[Stored items]
--*--

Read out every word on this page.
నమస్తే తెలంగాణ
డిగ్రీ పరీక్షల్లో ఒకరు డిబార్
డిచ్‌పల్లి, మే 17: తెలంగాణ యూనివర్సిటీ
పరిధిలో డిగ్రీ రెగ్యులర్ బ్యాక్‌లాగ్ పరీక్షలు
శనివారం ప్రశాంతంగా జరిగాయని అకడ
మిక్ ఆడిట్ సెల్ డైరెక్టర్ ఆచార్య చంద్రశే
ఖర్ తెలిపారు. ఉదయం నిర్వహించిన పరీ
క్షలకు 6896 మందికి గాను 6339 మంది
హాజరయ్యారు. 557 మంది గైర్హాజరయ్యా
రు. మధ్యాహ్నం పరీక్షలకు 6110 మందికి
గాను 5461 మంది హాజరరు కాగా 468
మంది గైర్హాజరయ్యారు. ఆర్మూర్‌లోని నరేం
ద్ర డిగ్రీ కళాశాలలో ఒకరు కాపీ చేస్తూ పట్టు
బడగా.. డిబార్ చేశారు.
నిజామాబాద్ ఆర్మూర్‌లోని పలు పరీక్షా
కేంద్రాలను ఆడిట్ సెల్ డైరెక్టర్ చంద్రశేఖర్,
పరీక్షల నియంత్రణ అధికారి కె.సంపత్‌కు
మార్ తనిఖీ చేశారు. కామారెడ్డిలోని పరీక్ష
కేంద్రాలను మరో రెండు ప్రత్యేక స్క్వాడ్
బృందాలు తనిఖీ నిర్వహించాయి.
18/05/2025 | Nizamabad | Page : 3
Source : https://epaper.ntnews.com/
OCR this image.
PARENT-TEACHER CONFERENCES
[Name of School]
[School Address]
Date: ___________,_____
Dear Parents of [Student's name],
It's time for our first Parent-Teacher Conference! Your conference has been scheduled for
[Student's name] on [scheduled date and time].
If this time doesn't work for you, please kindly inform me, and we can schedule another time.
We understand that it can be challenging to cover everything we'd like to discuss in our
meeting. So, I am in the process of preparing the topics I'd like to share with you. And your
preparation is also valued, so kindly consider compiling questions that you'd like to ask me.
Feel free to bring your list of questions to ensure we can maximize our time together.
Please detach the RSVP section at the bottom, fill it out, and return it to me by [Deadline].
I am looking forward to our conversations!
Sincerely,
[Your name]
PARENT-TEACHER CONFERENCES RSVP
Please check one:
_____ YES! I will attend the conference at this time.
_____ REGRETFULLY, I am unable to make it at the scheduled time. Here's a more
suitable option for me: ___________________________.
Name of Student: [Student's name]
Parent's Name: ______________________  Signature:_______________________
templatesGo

--*--

Read the entries and pick out all lines that include the word "time".

■ Solution for this exercise
It's time for our first Parent-Teacher Conference! Your conference has been scheduled for
[Student's name] on [scheduled date and time].
If this time doesn't work for you, please kindly inform me, and we can schedule another time.
Feel free to bring your list of questions to ensure we can maximize our time together.
_____ YES! I will attend the conference at this time.
_____ REGRETFULLY, I am unable to make it at the scheduled time. Here's a more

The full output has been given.